*Task brief:* Can the data below be set down again exactly, line for line?

*Records supplied:*

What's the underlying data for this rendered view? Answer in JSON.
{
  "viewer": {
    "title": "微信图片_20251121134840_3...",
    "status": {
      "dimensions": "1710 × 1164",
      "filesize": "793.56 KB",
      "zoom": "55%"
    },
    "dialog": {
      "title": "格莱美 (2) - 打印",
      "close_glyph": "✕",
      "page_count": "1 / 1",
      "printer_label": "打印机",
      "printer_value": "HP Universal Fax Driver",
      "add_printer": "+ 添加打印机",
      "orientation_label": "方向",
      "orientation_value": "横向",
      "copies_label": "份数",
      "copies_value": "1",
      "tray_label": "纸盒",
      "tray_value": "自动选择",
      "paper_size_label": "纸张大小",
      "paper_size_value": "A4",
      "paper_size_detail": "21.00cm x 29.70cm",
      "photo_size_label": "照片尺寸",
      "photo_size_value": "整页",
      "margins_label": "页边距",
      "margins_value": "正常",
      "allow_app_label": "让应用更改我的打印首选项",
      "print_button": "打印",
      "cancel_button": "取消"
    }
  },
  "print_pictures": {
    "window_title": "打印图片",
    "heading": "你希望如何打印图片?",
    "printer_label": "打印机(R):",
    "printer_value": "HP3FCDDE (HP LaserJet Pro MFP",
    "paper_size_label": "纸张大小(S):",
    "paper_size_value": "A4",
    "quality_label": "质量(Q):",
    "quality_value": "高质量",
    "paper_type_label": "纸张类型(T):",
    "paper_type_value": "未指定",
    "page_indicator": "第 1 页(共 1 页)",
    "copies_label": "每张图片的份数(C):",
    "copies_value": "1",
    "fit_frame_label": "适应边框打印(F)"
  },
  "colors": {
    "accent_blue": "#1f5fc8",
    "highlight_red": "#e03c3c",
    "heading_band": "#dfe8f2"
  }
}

*Solution to the problem:*
What's the underlying data for this rendered view? Answer in JSON.
{
  "viewer": {
    "title": "微信图片_20251121134840_3...",
    "status": {
      "dimensions": "1710 × 1164",
      "filesize": "793.56 KB",
      "zoom": "55%"
    },
    "dialog": {
      "title": "格莱美 (2) - 打印",
      "close_glyph": "✕",
      "page_count": "1 / 1",
      "printer_label": "打印机",
      "printer_value": "HP Universal Fax Driver",
      "add_printer": "+ 添加打印机",
      "orientation_label": "方向",
      "orientation_value": "横向",
      "copies_label": "份数",
      "copies_value": "1",
      "tray_label": "纸盒",
      "tray_value": "自动选择",
      "paper_size_label": "纸张大小",
      "paper_size_value": "A4",
      "paper_size_detail": "21.00cm x 29.70cm",
      "photo_size_label": "照片尺寸",
      "photo_size_value": "整页",
      "margins_label": "页边距",
      "margins_value": "正常",
      "allow_app_label": "让应用更改我的打印首选项",
      "print_button": "打印",
      "cancel_button": "取消"
    }
  },
  "print_pictures": {
    "window_title": "打印图片",
    "heading": "你希望如何打印图片?",
    "printer_label": "打印机(R):",
    "printer_value": "HP3FCDDE (HP LaserJet Pro MFP",
    "paper_size_label": "纸张大小(S):",
    "paper_size_value": "A4",
    "quality_label": "质量(Q):",
    "quality_value": "高质量",
    "paper_type_label": "纸张类型(T):",
    "paper_type_value": "未指定",
    "page_indicator": "第 1 页(共 1 页)",
    "copies_label": "每张图片的份数(C):",
    "copies_value": "1",
    "fit_frame_label": "适应边框打印(F)"
  },
  "colors": {
    "accent_blue": "#1f5fc8",
    "highlight_red": "#e03c3c",
    "heading_band": "#dfe8f2"
  }
}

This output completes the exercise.